* _INPUT RECORDS_
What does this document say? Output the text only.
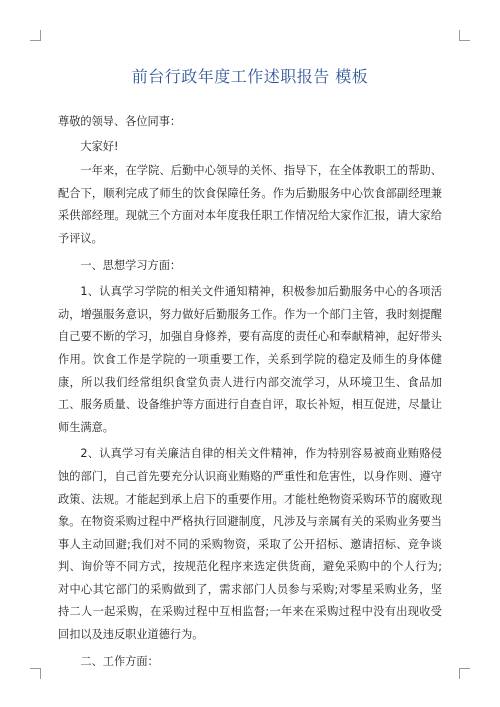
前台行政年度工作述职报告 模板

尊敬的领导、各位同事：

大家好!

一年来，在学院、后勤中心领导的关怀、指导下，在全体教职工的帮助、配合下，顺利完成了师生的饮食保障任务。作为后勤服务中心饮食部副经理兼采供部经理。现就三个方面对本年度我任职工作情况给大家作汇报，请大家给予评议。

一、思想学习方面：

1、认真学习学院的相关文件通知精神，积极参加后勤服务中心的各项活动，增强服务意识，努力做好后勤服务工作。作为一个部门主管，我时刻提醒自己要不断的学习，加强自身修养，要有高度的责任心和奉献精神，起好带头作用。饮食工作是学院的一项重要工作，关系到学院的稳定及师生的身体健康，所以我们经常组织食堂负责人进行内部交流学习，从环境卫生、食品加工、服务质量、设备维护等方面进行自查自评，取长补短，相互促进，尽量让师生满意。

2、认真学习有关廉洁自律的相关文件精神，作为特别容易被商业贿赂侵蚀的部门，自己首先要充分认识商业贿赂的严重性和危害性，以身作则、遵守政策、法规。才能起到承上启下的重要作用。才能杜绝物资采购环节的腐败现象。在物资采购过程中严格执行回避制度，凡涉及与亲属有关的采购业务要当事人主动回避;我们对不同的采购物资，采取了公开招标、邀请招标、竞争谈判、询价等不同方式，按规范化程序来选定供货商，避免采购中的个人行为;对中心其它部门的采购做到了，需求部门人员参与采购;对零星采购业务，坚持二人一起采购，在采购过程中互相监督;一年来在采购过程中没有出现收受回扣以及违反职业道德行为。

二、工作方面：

---

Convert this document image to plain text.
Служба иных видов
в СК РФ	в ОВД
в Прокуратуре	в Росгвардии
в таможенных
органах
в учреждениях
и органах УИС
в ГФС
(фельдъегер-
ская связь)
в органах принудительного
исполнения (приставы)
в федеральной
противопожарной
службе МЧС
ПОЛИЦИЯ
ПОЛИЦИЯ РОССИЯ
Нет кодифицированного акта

* _REQUIREMENT_
Find the word "document" in the data and copy out each line where it turns up.

* _EXERCISE SOLUTION_
What does this document say? Output the text only.
Convert this document image to plain text.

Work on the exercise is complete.